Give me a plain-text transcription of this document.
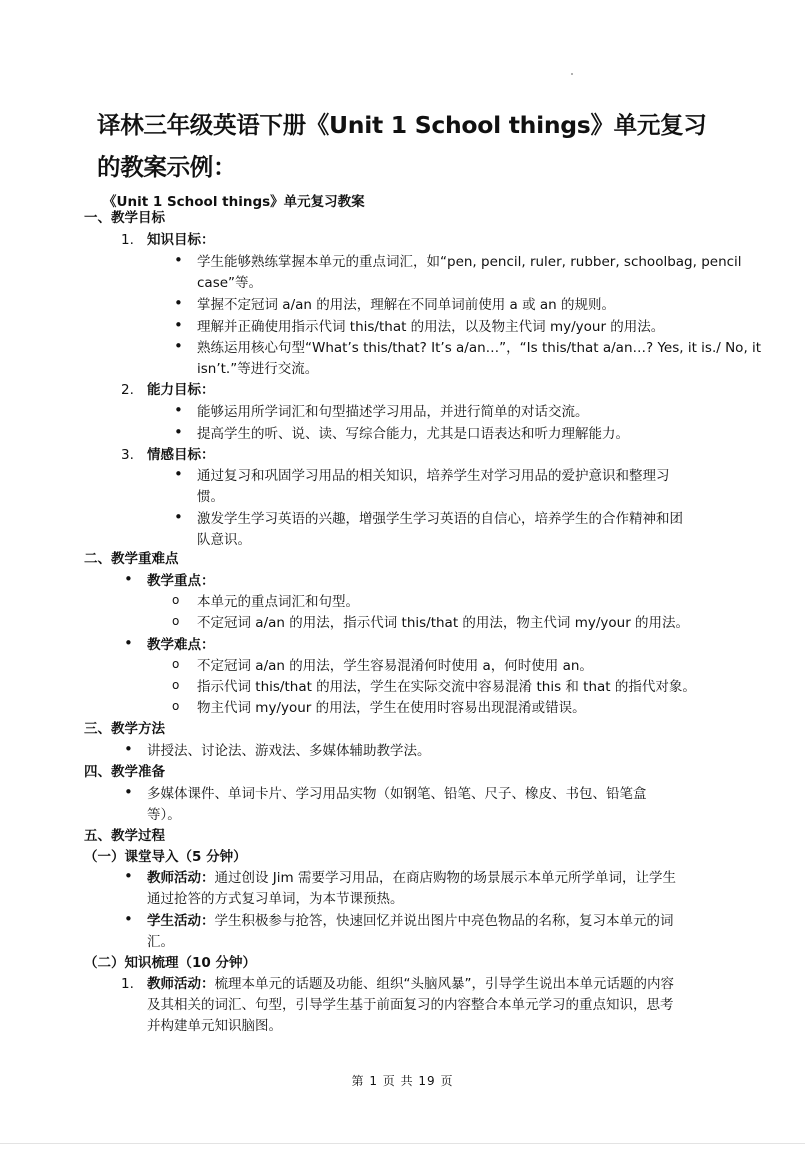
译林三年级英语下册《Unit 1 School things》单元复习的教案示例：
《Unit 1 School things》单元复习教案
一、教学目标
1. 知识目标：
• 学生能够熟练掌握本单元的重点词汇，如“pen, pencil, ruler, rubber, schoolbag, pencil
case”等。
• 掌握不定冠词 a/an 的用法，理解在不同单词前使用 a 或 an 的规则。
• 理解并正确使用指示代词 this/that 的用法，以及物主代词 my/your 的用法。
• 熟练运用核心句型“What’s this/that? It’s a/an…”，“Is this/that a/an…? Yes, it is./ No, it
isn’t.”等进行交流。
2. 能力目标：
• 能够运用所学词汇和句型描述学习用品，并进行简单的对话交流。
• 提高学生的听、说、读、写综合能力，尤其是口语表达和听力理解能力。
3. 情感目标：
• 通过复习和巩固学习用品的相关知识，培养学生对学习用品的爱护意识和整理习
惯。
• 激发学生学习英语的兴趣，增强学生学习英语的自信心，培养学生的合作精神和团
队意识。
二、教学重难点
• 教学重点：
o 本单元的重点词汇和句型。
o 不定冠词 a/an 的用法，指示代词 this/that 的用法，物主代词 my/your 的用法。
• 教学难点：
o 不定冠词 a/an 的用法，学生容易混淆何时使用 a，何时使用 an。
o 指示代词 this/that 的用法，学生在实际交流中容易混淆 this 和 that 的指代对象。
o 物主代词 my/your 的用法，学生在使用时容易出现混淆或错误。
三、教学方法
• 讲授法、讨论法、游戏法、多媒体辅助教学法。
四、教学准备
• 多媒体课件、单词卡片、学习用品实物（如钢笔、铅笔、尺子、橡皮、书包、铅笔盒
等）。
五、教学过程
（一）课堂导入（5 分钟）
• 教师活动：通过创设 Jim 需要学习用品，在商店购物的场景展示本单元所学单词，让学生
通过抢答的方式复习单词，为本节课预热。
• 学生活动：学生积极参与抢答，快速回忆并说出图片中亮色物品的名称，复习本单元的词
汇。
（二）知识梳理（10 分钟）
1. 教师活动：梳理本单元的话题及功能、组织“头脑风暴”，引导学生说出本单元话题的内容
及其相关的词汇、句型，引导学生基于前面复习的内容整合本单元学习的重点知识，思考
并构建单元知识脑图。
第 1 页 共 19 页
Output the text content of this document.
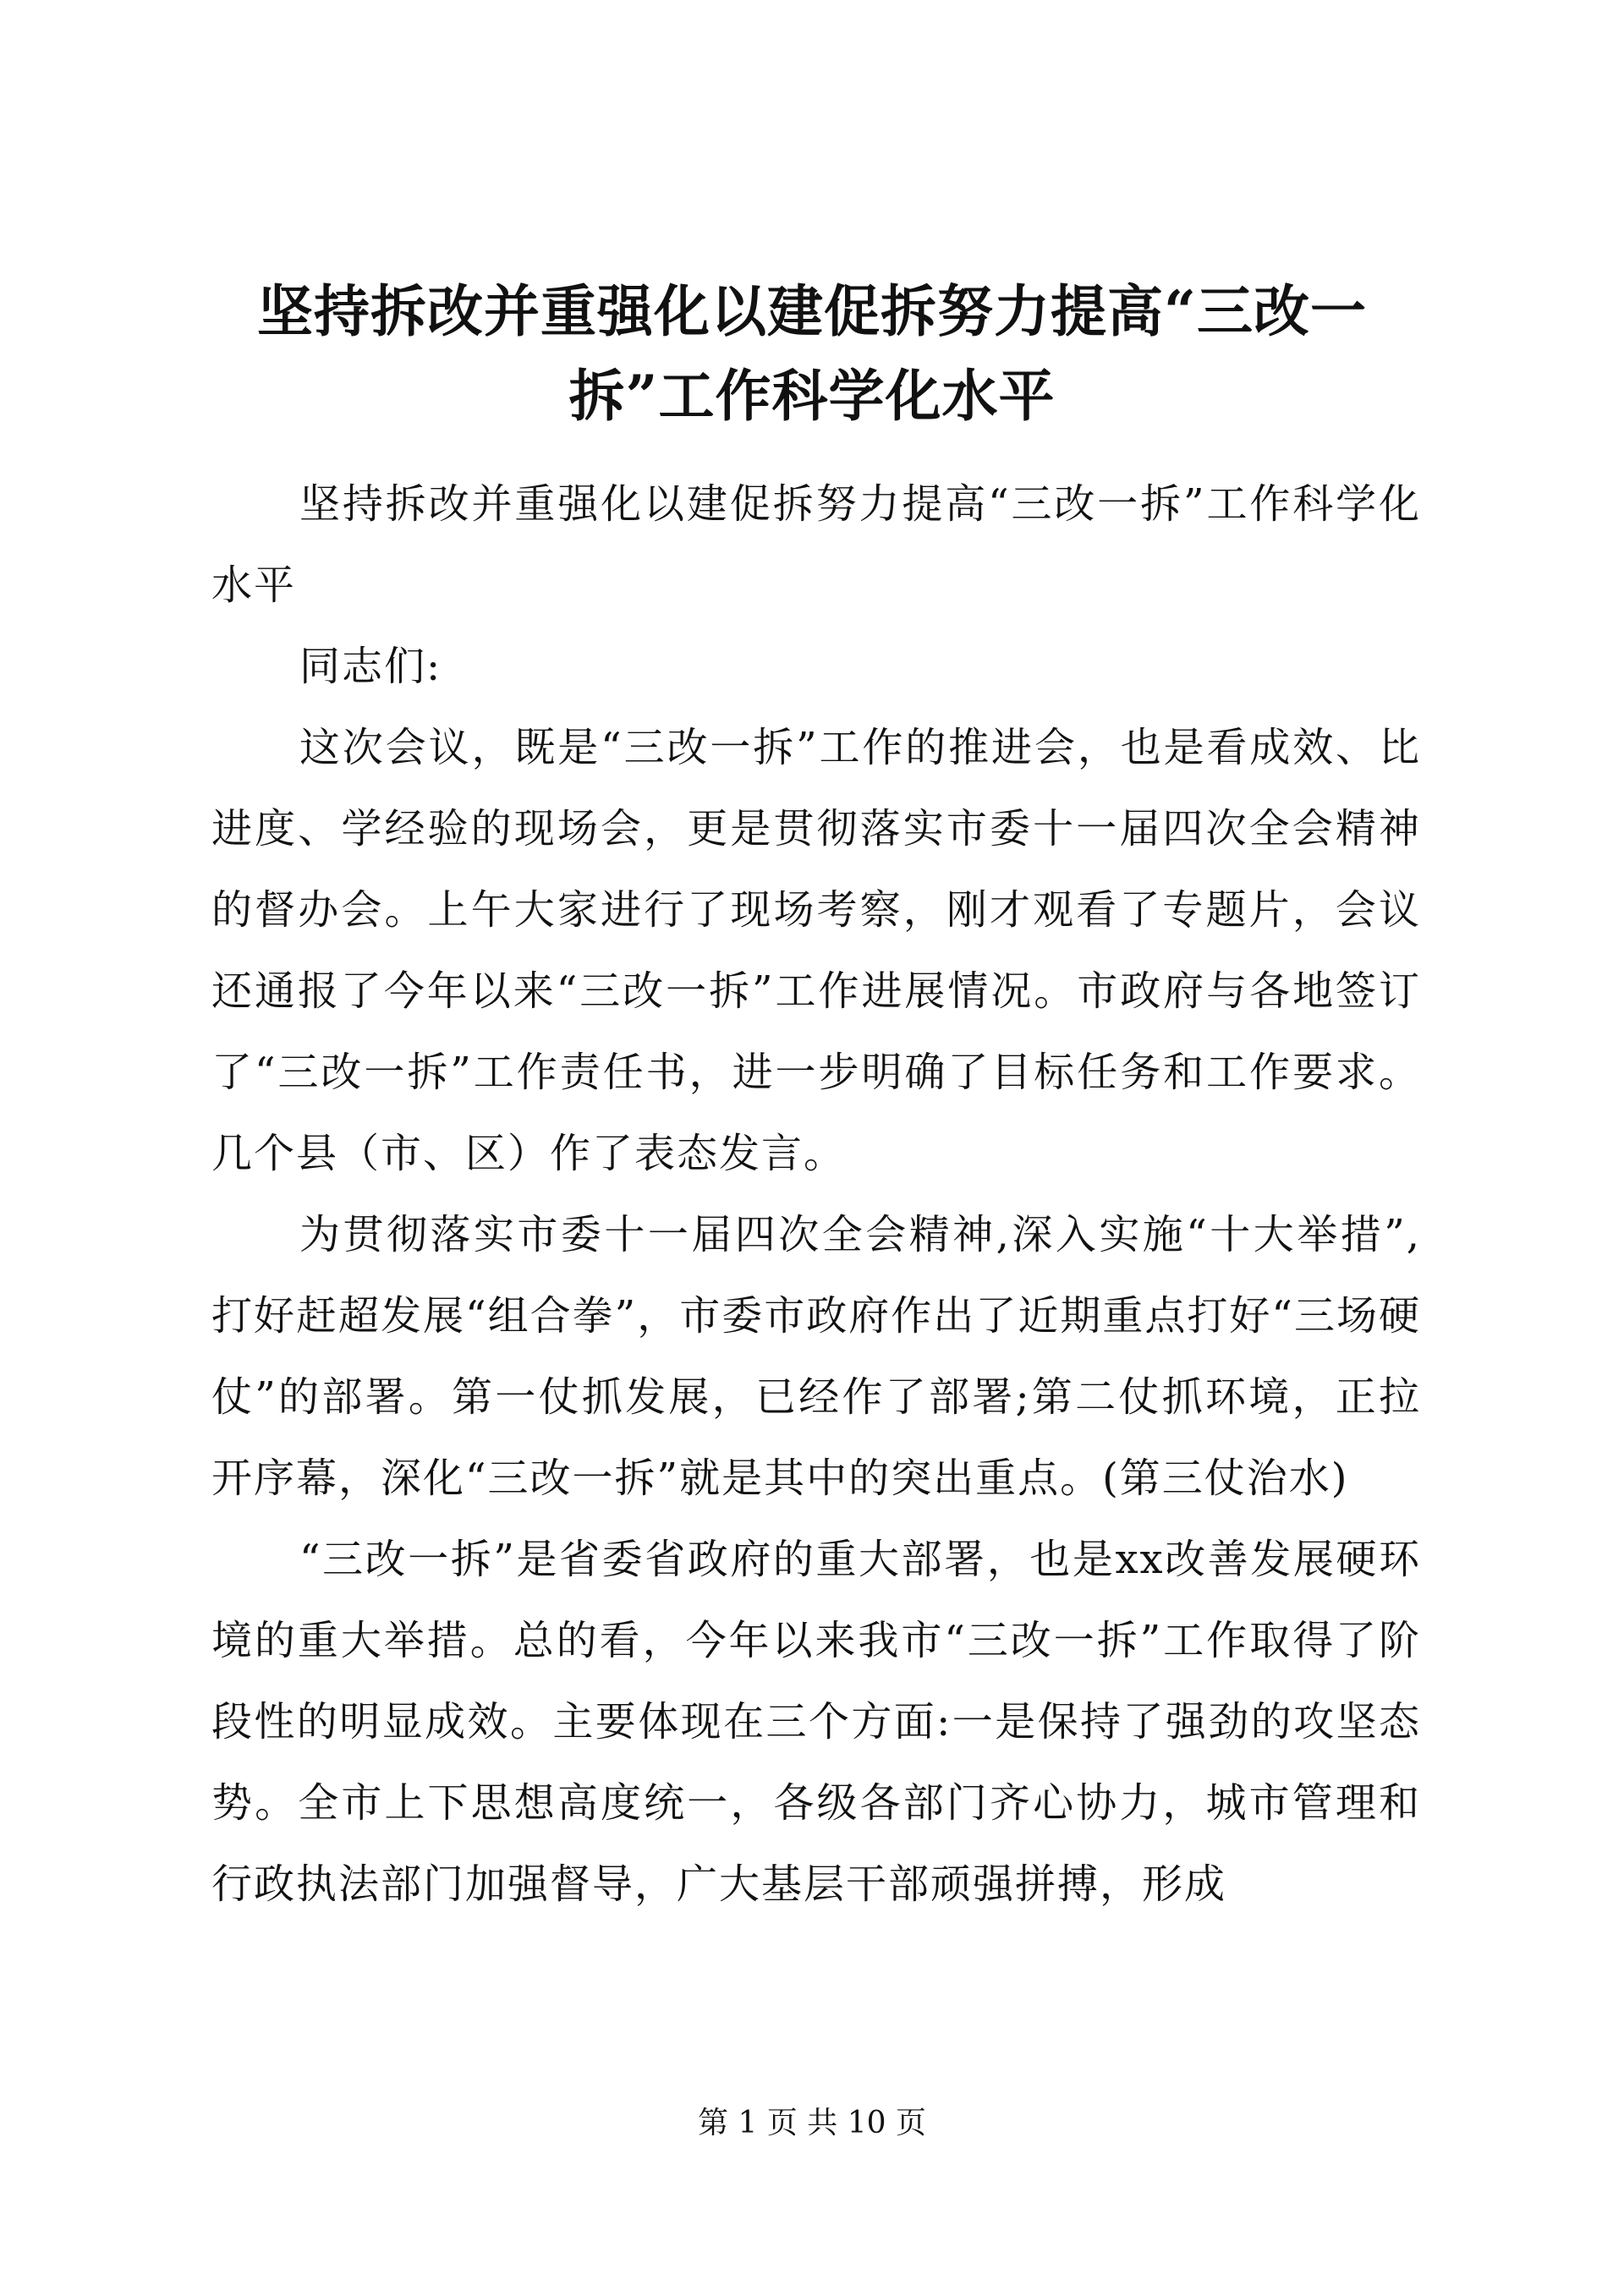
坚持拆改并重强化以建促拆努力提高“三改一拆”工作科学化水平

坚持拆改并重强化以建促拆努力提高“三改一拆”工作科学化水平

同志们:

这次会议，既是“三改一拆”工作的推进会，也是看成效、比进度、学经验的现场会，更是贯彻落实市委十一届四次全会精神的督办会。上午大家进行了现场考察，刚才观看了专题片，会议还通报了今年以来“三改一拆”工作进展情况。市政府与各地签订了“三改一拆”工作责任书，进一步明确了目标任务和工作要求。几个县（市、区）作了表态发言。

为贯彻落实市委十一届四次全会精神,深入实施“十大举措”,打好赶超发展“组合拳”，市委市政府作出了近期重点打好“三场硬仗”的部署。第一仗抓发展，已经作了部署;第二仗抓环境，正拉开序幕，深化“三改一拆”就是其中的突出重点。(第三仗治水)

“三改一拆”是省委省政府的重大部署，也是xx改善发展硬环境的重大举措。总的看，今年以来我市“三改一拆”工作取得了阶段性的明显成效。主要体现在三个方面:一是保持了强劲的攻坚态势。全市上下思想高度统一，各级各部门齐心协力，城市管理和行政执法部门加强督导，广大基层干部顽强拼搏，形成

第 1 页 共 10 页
----
● **Objective**
Write out all the entries exactly, except for the pictures.

● **Answer to this exercise**
Give me a plain-text transcription of this document.
译林三年级英语下册《Unit 1 School things》单元复习的教案示例：
《Unit 1 School things》单元复习教案
一、教学目标
1. 知识目标：
• 学生能够熟练掌握本单元的重点词汇，如“pen, pencil, ruler, rubber, schoolbag, pencil
case”等。
• 掌握不定冠词 a/an 的用法，理解在不同单词前使用 a 或 an 的规则。
• 理解并正确使用指示代词 this/that 的用法，以及物主代词 my/your 的用法。
• 熟练运用核心句型“What’s this/that? It’s a/an…”，“Is this/that a/an…? Yes, it is./ No, it
isn’t.”等进行交流。
2. 能力目标：
• 能够运用所学词汇和句型描述学习用品，并进行简单的对话交流。
• 提高学生的听、说、读、写综合能力，尤其是口语表达和听力理解能力。
3. 情感目标：
• 通过复习和巩固学习用品的相关知识，培养学生对学习用品的爱护意识和整理习
惯。
• 激发学生学习英语的兴趣，增强学生学习英语的自信心，培养学生的合作精神和团
队意识。
二、教学重难点
• 教学重点：
o 本单元的重点词汇和句型。
o 不定冠词 a/an 的用法，指示代词 this/that 的用法，物主代词 my/your 的用法。
• 教学难点：
o 不定冠词 a/an 的用法，学生容易混淆何时使用 a，何时使用 an。
o 指示代词 this/that 的用法，学生在实际交流中容易混淆 this 和 that 的指代对象。
o 物主代词 my/your 的用法，学生在使用时容易出现混淆或错误。
三、教学方法
• 讲授法、讨论法、游戏法、多媒体辅助教学法。
四、教学准备
• 多媒体课件、单词卡片、学习用品实物（如钢笔、铅笔、尺子、橡皮、书包、铅笔盒
等）。
五、教学过程
（一）课堂导入（5 分钟）
• 教师活动：通过创设 Jim 需要学习用品，在商店购物的场景展示本单元所学单词，让学生
通过抢答的方式复习单词，为本节课预热。
• 学生活动：学生积极参与抢答，快速回忆并说出图片中亮色物品的名称，复习本单元的词
汇。
（二）知识梳理（10 分钟）
1. 教师活动：梳理本单元的话题及功能、组织“头脑风暴”，引导学生说出本单元话题的内容
及其相关的词汇、句型，引导学生基于前面复习的内容整合本单元学习的重点知识，思考
并构建单元知识脑图。
第 1 页 共 19 页
Output the text content of this document.
坚持拆改并重强化以建促拆努力提高“三改一拆”工作科学化水平

坚持拆改并重强化以建促拆努力提高“三改一拆”工作科学化水平

同志们:

这次会议，既是“三改一拆”工作的推进会，也是看成效、比进度、学经验的现场会，更是贯彻落实市委十一届四次全会精神的督办会。上午大家进行了现场考察，刚才观看了专题片，会议还通报了今年以来“三改一拆”工作进展情况。市政府与各地签订了“三改一拆”工作责任书，进一步明确了目标任务和工作要求。几个县（市、区）作了表态发言。

为贯彻落实市委十一届四次全会精神,深入实施“十大举措”,打好赶超发展“组合拳”，市委市政府作出了近期重点打好“三场硬仗”的部署。第一仗抓发展，已经作了部署;第二仗抓环境，正拉开序幕，深化“三改一拆”就是其中的突出重点。(第三仗治水)

“三改一拆”是省委省政府的重大部署，也是xx改善发展硬环境的重大举措。总的看，今年以来我市“三改一拆”工作取得了阶段性的明显成效。主要体现在三个方面:一是保持了强劲的攻坚态势。全市上下思想高度统一，各级各部门齐心协力，城市管理和行政执法部门加强督导，广大基层干部顽强拼搏，形成

第 1 页 共 10 页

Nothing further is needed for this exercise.